— Begin TASK INPUT —

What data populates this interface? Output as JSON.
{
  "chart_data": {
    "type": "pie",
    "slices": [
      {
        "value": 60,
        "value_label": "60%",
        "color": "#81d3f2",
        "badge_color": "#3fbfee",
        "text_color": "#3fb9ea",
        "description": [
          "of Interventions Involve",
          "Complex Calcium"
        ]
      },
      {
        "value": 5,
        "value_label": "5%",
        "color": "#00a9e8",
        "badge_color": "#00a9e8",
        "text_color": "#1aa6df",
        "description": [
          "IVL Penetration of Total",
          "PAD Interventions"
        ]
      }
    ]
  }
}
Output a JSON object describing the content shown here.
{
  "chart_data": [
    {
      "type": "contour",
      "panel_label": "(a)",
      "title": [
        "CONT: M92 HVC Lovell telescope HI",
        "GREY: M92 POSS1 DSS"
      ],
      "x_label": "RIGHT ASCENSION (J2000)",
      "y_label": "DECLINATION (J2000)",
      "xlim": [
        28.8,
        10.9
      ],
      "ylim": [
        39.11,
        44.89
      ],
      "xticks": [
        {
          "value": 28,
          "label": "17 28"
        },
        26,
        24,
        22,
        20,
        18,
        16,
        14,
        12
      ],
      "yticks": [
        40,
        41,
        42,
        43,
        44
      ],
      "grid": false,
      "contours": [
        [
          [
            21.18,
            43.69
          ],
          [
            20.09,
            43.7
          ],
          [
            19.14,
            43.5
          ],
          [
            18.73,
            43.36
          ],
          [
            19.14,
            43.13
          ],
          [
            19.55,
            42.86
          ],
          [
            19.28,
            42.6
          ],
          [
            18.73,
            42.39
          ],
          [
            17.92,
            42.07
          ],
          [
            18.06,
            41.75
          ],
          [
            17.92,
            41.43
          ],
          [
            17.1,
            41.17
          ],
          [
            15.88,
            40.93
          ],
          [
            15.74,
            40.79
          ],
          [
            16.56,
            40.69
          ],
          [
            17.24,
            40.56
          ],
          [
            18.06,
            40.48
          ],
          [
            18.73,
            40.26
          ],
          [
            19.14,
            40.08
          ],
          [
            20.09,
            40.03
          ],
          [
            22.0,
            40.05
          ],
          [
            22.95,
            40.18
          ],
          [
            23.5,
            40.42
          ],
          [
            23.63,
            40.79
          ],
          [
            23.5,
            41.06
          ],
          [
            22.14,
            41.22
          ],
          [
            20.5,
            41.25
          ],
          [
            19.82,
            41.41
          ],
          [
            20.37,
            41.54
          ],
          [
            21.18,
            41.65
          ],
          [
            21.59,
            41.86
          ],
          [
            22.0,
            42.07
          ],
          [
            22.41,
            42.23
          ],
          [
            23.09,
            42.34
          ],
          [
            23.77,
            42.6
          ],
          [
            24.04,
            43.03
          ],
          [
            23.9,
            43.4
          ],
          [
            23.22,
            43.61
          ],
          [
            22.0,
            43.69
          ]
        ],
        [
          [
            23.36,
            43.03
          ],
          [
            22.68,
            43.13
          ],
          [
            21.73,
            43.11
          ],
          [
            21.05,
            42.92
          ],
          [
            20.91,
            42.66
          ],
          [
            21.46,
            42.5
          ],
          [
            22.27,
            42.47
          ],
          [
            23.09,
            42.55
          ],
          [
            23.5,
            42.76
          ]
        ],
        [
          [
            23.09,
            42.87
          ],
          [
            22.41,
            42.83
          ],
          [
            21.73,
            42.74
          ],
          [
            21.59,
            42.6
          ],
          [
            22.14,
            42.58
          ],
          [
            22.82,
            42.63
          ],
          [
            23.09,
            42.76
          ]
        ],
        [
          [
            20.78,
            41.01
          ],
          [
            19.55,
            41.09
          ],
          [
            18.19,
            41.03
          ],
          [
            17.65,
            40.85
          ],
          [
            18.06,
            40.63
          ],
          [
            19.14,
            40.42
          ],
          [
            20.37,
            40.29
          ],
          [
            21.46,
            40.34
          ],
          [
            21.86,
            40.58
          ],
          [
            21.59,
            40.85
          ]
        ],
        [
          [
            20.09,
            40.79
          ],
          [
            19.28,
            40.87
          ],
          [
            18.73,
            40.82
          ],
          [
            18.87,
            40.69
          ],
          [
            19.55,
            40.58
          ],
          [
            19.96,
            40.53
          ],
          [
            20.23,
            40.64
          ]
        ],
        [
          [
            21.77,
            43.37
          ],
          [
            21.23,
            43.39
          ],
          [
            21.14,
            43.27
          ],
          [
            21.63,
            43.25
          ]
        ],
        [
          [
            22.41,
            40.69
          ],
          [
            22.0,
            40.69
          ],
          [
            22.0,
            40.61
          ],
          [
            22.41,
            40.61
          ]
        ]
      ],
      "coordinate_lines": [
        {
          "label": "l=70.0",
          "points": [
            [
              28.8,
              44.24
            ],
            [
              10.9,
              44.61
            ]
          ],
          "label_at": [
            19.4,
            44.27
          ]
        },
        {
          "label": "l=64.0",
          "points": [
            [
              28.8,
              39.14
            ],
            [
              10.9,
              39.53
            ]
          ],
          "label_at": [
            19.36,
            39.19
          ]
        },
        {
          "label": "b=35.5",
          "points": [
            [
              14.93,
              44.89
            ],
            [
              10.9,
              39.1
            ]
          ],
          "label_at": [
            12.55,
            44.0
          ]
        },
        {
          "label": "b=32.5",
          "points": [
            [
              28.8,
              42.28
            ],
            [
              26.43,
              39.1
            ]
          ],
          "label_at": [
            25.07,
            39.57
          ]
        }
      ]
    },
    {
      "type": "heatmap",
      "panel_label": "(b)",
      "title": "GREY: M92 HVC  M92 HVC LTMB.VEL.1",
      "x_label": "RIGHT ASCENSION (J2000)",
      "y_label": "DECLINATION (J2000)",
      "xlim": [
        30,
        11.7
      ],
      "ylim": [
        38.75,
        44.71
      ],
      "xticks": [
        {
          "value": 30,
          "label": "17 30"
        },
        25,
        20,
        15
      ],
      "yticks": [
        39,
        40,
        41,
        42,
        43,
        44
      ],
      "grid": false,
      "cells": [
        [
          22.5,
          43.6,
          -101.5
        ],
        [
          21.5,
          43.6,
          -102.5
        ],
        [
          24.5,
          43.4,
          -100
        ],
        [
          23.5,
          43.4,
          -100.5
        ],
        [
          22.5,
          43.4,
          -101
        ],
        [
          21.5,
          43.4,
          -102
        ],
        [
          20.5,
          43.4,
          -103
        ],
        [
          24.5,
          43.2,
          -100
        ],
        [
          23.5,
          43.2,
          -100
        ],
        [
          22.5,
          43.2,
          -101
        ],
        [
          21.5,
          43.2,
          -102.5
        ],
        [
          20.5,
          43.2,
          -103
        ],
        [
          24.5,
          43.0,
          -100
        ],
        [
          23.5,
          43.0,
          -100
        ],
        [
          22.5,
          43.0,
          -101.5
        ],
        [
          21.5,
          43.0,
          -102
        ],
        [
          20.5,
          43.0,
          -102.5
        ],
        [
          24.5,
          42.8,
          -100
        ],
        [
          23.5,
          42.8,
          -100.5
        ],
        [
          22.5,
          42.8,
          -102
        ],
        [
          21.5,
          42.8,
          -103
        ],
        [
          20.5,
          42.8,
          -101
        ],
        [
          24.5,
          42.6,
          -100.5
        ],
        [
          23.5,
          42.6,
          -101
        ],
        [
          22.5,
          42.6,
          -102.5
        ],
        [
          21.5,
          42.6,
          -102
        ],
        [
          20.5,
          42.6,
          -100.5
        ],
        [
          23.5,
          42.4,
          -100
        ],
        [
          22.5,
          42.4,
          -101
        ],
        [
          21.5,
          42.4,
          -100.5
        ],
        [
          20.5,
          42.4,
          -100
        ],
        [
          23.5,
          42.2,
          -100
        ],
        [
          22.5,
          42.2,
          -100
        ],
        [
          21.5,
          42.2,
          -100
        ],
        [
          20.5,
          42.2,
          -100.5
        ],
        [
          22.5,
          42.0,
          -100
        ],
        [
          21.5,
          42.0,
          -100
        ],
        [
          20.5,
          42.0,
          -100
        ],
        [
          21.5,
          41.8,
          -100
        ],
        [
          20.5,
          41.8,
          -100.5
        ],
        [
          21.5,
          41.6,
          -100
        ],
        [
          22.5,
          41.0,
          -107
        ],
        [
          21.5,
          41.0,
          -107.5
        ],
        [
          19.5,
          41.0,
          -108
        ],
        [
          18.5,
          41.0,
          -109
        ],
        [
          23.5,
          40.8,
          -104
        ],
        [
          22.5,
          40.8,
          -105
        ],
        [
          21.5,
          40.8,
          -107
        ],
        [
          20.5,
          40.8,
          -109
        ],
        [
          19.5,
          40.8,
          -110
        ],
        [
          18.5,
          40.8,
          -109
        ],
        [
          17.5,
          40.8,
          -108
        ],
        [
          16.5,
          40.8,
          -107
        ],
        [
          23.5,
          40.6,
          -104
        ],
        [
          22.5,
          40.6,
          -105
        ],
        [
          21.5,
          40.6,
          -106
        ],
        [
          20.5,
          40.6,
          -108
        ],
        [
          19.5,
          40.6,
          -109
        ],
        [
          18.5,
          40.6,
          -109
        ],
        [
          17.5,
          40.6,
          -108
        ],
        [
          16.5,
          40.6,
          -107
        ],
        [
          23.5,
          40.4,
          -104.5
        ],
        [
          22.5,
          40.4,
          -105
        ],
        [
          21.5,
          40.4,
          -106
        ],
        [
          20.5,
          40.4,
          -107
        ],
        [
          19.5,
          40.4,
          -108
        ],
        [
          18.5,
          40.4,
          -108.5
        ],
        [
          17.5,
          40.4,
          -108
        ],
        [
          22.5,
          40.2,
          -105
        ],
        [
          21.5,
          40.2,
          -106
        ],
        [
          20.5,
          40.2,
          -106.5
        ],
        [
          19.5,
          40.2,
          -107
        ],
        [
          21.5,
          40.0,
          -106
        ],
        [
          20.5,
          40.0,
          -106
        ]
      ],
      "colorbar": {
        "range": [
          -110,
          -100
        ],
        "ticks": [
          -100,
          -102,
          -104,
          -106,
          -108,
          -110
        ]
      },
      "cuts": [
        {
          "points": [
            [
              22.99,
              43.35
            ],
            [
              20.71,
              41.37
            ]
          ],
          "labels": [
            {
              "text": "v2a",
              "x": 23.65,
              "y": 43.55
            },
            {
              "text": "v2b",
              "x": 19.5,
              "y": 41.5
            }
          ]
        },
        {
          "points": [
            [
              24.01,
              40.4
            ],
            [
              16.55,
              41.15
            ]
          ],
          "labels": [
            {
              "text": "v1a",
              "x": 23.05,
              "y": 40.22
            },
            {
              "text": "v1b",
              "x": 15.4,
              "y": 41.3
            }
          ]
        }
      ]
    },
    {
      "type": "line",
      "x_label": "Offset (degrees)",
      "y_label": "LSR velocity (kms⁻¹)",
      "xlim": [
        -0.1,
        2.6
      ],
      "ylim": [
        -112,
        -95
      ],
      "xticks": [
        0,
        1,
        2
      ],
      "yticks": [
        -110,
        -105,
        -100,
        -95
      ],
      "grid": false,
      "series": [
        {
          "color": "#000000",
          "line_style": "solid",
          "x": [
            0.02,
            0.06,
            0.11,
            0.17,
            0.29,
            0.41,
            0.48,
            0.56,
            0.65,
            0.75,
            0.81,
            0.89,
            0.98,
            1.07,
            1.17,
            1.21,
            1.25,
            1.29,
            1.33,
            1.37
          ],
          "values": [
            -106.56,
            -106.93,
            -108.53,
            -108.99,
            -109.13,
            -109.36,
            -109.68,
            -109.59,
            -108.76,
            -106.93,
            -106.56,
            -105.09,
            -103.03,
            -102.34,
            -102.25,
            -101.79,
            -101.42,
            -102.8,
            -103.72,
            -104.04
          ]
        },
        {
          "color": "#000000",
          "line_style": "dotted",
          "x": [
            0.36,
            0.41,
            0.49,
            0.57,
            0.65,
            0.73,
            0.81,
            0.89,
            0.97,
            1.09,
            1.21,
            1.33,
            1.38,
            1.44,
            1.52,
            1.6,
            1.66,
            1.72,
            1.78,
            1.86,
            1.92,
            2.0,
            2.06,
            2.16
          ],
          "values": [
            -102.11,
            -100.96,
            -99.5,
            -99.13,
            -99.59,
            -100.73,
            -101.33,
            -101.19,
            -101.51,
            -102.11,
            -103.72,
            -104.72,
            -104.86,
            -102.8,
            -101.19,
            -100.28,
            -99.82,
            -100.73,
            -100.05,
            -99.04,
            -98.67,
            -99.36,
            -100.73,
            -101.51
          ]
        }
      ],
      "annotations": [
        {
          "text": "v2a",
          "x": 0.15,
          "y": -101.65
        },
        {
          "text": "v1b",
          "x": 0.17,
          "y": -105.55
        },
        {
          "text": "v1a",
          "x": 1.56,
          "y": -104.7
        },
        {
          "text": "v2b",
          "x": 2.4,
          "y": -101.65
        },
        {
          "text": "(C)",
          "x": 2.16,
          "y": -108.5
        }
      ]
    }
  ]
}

— End TASK INPUT —

- WHAT YOU ARE ASKED TO DO -
Select and copy every line from the records that includes the word "title".

- ANSWER TO THIS TASK -
      "title": [
      "title": "GREY: M92 HVC  M92 HVC LTMB.VEL.1",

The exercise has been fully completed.